The request: Everything from the line with "Transcribe the text in this document." through the last line of the records below should be copied exactly, both ends included.
— START Given records —
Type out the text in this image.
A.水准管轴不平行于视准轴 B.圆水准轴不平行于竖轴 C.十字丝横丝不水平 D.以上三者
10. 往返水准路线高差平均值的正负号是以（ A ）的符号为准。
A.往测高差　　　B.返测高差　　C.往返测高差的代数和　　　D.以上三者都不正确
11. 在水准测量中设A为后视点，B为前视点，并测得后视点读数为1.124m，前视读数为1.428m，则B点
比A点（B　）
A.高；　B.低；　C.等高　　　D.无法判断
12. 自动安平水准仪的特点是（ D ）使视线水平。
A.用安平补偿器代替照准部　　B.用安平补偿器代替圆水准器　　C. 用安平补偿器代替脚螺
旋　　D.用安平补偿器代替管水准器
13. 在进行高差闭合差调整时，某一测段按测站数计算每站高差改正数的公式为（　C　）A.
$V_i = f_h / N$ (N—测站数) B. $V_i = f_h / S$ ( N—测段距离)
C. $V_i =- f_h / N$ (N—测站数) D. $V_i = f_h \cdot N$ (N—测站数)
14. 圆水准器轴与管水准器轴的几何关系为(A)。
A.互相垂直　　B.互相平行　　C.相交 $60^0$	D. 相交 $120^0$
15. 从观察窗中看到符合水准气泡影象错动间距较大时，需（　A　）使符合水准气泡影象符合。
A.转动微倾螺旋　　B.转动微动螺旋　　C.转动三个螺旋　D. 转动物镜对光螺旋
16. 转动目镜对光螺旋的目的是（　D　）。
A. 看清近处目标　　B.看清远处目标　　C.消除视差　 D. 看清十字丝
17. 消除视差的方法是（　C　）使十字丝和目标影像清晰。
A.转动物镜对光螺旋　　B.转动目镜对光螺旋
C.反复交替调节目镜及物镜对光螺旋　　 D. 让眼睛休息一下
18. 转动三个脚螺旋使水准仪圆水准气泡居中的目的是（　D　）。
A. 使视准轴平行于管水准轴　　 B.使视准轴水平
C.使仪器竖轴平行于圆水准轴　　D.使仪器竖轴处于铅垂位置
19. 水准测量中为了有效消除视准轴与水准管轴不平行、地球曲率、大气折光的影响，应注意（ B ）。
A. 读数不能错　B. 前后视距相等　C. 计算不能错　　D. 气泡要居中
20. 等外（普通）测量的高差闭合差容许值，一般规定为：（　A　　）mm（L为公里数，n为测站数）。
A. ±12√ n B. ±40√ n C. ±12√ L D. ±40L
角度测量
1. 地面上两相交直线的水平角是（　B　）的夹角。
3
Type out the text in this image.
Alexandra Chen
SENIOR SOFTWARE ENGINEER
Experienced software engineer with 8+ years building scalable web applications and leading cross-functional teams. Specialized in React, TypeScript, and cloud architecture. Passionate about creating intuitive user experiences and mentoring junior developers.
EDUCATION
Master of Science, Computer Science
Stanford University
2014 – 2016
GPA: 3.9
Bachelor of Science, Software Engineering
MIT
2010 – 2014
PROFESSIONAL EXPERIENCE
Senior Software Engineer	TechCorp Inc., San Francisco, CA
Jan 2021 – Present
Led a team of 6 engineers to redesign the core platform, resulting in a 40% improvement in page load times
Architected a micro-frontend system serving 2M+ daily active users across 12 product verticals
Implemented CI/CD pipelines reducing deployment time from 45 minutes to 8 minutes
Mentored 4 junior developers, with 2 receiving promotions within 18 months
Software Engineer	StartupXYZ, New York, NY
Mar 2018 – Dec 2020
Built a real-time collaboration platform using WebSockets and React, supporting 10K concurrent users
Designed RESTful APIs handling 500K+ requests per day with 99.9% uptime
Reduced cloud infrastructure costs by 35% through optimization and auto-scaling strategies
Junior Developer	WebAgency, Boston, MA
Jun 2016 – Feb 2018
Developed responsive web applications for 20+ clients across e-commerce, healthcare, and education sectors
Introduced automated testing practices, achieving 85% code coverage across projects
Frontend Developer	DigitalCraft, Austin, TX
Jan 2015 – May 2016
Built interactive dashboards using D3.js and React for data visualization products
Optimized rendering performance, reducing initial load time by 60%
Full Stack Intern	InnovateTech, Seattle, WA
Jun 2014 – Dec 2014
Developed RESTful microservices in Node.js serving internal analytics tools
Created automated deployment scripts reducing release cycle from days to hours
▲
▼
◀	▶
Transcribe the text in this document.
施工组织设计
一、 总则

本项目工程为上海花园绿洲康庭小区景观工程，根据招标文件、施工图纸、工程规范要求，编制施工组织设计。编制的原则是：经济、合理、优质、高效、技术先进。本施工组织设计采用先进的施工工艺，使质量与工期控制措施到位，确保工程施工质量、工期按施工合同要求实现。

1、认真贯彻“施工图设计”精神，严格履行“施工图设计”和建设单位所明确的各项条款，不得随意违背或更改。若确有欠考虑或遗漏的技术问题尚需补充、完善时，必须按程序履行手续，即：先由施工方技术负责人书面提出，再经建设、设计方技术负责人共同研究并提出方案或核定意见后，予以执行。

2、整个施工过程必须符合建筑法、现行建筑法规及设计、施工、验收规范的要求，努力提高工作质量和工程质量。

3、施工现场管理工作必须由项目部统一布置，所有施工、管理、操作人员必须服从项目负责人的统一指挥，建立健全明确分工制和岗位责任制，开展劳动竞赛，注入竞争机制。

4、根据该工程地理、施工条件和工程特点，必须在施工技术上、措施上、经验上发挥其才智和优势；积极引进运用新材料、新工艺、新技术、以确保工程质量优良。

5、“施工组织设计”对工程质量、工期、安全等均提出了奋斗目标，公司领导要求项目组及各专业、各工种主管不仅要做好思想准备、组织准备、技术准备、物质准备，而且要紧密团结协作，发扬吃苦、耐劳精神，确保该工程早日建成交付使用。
— END Given records —
Expected output:
Transcribe the text in this document.
施工组织设计
一、 总则

本项目工程为上海花园绿洲康庭小区景观工程，根据招标文件、施工图纸、工程规范要求，编制施工组织设计。编制的原则是：经济、合理、优质、高效、技术先进。本施工组织设计采用先进的施工工艺，使质量与工期控制措施到位，确保工程施工质量、工期按施工合同要求实现。

1、认真贯彻“施工图设计”精神，严格履行“施工图设计”和建设单位所明确的各项条款，不得随意违背或更改。若确有欠考虑或遗漏的技术问题尚需补充、完善时，必须按程序履行手续，即：先由施工方技术负责人书面提出，再经建设、设计方技术负责人共同研究并提出方案或核定意见后，予以执行。

2、整个施工过程必须符合建筑法、现行建筑法规及设计、施工、验收规范的要求，努力提高工作质量和工程质量。

3、施工现场管理工作必须由项目部统一布置，所有施工、管理、操作人员必须服从项目负责人的统一指挥，建立健全明确分工制和岗位责任制，开展劳动竞赛，注入竞争机制。

4、根据该工程地理、施工条件和工程特点，必须在施工技术上、措施上、经验上发挥其才智和优势；积极引进运用新材料、新工艺、新技术、以确保工程质量优良。

5、“施工组织设计”对工程质量、工期、安全等均提出了奋斗目标，公司领导要求项目组及各专业、各工种主管不仅要做好思想准备、组织准备、技术准备、物质准备，而且要紧密团结协作，发扬吃苦、耐劳精神，确保该工程早日建成交付使用。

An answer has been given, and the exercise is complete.